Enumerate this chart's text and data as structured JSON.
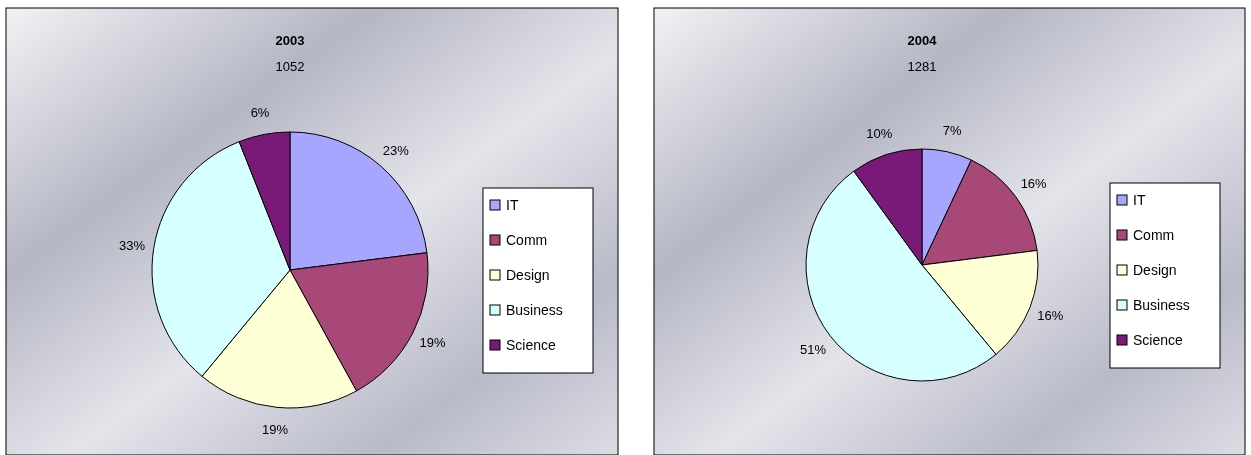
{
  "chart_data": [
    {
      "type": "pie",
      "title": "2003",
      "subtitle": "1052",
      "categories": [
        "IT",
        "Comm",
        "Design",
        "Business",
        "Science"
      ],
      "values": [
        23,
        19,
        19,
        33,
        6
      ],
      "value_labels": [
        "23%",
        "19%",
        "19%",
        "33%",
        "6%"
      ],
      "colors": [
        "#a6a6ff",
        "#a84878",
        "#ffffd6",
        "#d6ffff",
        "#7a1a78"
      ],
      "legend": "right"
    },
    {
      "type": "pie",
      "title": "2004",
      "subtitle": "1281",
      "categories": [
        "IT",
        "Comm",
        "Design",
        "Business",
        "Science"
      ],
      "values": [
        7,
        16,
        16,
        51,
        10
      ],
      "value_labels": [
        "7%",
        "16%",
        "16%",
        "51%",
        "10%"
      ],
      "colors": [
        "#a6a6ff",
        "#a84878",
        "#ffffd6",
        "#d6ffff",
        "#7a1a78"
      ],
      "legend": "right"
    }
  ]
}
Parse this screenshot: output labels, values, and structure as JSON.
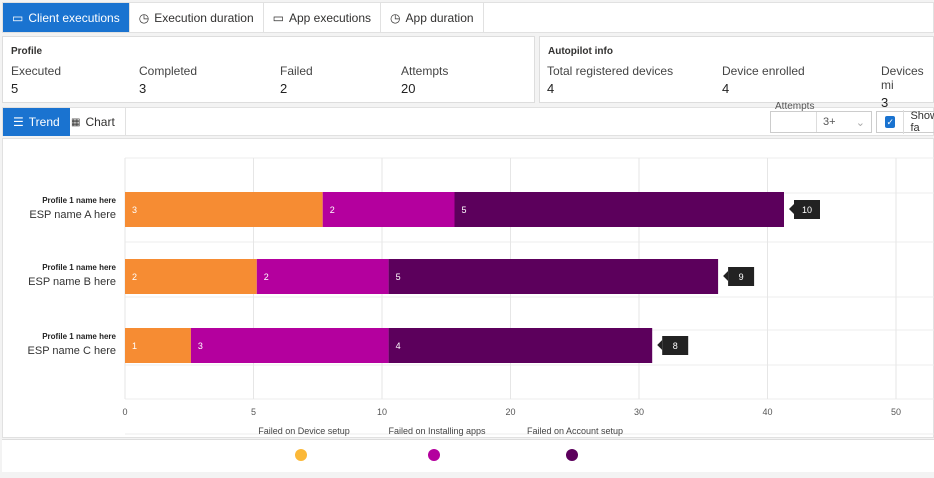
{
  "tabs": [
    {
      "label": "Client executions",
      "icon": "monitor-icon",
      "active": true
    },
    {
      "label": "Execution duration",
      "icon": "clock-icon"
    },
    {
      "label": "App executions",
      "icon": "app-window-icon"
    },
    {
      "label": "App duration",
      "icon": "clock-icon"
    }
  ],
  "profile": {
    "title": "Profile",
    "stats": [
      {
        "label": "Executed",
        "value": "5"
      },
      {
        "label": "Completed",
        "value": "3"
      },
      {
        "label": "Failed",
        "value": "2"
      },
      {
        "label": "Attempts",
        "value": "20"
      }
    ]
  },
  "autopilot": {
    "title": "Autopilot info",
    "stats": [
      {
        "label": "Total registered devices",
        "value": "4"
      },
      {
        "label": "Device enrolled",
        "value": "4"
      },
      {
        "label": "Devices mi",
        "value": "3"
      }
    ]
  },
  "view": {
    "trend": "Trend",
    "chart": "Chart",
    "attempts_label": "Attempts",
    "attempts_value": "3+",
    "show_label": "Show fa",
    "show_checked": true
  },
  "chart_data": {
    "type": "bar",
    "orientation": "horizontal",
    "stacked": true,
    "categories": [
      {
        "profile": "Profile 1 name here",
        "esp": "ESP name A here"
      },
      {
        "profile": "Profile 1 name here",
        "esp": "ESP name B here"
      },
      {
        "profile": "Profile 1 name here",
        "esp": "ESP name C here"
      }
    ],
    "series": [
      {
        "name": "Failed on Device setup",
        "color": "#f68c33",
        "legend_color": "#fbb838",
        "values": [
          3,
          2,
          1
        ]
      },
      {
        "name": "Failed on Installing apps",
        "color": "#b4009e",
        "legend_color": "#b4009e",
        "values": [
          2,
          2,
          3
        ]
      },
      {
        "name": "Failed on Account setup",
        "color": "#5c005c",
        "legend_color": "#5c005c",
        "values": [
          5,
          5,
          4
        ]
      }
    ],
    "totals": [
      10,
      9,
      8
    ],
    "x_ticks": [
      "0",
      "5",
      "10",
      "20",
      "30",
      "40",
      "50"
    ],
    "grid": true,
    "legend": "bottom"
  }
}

──────

#### Problem to solve:
Only the number is wanted: how many lines contain the string "true"?

#### Reply:
4